Data items:

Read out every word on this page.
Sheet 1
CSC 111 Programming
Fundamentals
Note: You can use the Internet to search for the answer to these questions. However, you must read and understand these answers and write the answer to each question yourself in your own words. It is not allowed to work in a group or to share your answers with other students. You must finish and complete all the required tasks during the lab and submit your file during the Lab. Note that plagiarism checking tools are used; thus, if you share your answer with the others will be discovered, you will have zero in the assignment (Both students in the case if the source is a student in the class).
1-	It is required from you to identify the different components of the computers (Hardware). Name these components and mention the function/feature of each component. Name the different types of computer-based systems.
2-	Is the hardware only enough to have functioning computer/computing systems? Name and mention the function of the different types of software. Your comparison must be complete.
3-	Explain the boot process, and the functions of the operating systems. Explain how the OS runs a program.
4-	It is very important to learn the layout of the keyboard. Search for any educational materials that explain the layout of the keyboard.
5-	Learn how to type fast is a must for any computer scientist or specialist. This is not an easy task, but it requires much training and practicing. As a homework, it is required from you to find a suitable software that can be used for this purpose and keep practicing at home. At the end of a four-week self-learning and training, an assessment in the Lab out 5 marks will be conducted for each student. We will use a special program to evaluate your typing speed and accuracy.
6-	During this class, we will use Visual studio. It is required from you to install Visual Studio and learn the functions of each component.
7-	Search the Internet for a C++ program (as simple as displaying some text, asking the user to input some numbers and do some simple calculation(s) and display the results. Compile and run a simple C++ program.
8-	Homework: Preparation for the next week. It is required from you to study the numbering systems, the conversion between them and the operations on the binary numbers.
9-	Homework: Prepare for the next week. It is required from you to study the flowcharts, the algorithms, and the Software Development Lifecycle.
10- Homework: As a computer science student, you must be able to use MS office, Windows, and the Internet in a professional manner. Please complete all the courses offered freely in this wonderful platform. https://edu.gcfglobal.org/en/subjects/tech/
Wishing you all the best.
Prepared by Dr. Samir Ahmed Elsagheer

CHALLENGE: Copy out the lines in which the string "different" appears.

RESPONSE:
1-	It is required from you to identify the different components of the computers (Hardware). Name these components and mention the function/feature of each component. Name the different types of computer-based systems.
2-	Is the hardware only enough to have functioning computer/computing systems? Name and mention the function of the different types of software. Your comparison must be complete.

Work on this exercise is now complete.